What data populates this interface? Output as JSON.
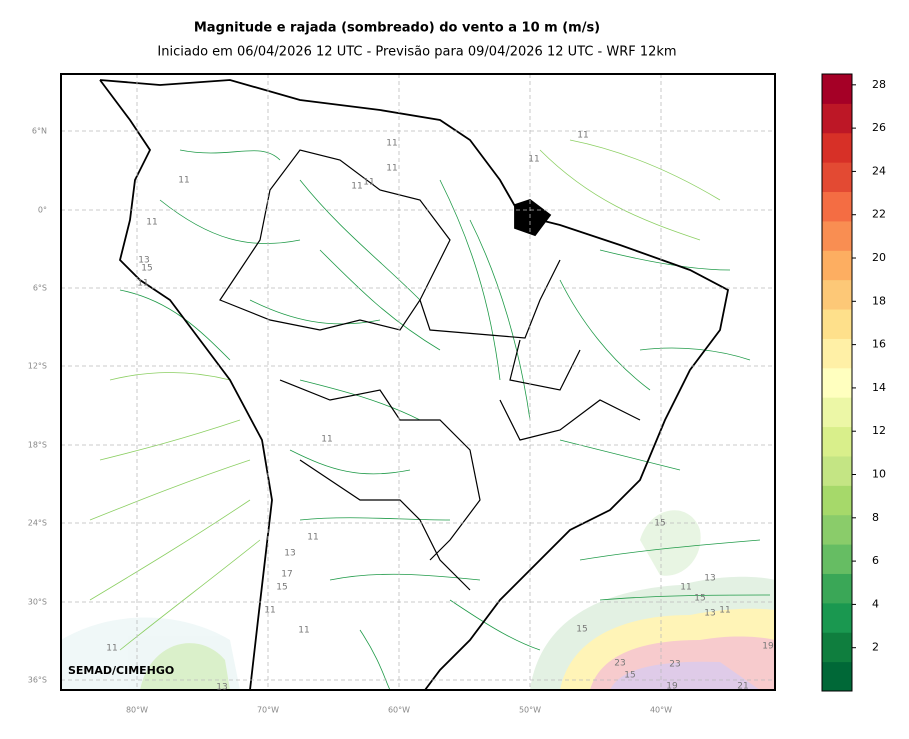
{
  "title": "Magnitude e rajada (sombreado) do vento a 10 m (m/s)",
  "subtitle": "Iniciado em 06/04/2026 12 UTC - Previsão para 09/04/2026 12 UTC - WRF 12km",
  "map": {
    "lat_ticks": [
      "6°N",
      "0°",
      "6°S",
      "12°S",
      "18°S",
      "24°S",
      "30°S",
      "36°S"
    ],
    "lon_ticks": [
      "80°W",
      "70°W",
      "60°W",
      "50°W",
      "40°W"
    ]
  },
  "credit": "SEMAD/CIMEHGO",
  "contour_labels": [
    11,
    11,
    11,
    11,
    11,
    11,
    11,
    11,
    13,
    15,
    11,
    11,
    11,
    13,
    17,
    15,
    11,
    11,
    11,
    13,
    15,
    13,
    11,
    15,
    13,
    11,
    15,
    19,
    23,
    23,
    15,
    19,
    21
  ],
  "colorbar": {
    "lim": [
      0,
      28.5
    ],
    "ticks": [
      2,
      4,
      6,
      8,
      10,
      12,
      14,
      16,
      18,
      20,
      22,
      24,
      26,
      28
    ],
    "colors": [
      "#006837",
      "#0f7e3e",
      "#1a9850",
      "#3aa757",
      "#66bd63",
      "#8acc6a",
      "#a6d96a",
      "#c4e584",
      "#d9ef8b",
      "#ecf7a6",
      "#ffffbf",
      "#fff0a6",
      "#fee08b",
      "#fdc877",
      "#fdae61",
      "#f98e52",
      "#f46d43",
      "#e34a33",
      "#d73027",
      "#bd1726",
      "#a50026"
    ]
  }
}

■ DIRECTIVE
In the copy, include no pictures; restate the listing above exactly.

■ EXPECTED ANSWER
What data populates this interface? Output as JSON.
{
  "title": "Magnitude e rajada (sombreado) do vento a 10 m (m/s)",
  "subtitle": "Iniciado em 06/04/2026 12 UTC - Previsão para 09/04/2026 12 UTC - WRF 12km",
  "map": {
    "lat_ticks": [
      "6°N",
      "0°",
      "6°S",
      "12°S",
      "18°S",
      "24°S",
      "30°S",
      "36°S"
    ],
    "lon_ticks": [
      "80°W",
      "70°W",
      "60°W",
      "50°W",
      "40°W"
    ]
  },
  "credit": "SEMAD/CIMEHGO",
  "contour_labels": [
    11,
    11,
    11,
    11,
    11,
    11,
    11,
    11,
    13,
    15,
    11,
    11,
    11,
    13,
    17,
    15,
    11,
    11,
    11,
    13,
    15,
    13,
    11,
    15,
    13,
    11,
    15,
    19,
    23,
    23,
    15,
    19,
    21
  ],
  "colorbar": {
    "lim": [
      0,
      28.5
    ],
    "ticks": [
      2,
      4,
      6,
      8,
      10,
      12,
      14,
      16,
      18,
      20,
      22,
      24,
      26,
      28
    ],
    "colors": [
      "#006837",
      "#0f7e3e",
      "#1a9850",
      "#3aa757",
      "#66bd63",
      "#8acc6a",
      "#a6d96a",
      "#c4e584",
      "#d9ef8b",
      "#ecf7a6",
      "#ffffbf",
      "#fff0a6",
      "#fee08b",
      "#fdc877",
      "#fdae61",
      "#f98e52",
      "#f46d43",
      "#e34a33",
      "#d73027",
      "#bd1726",
      "#a50026"
    ]
  }
}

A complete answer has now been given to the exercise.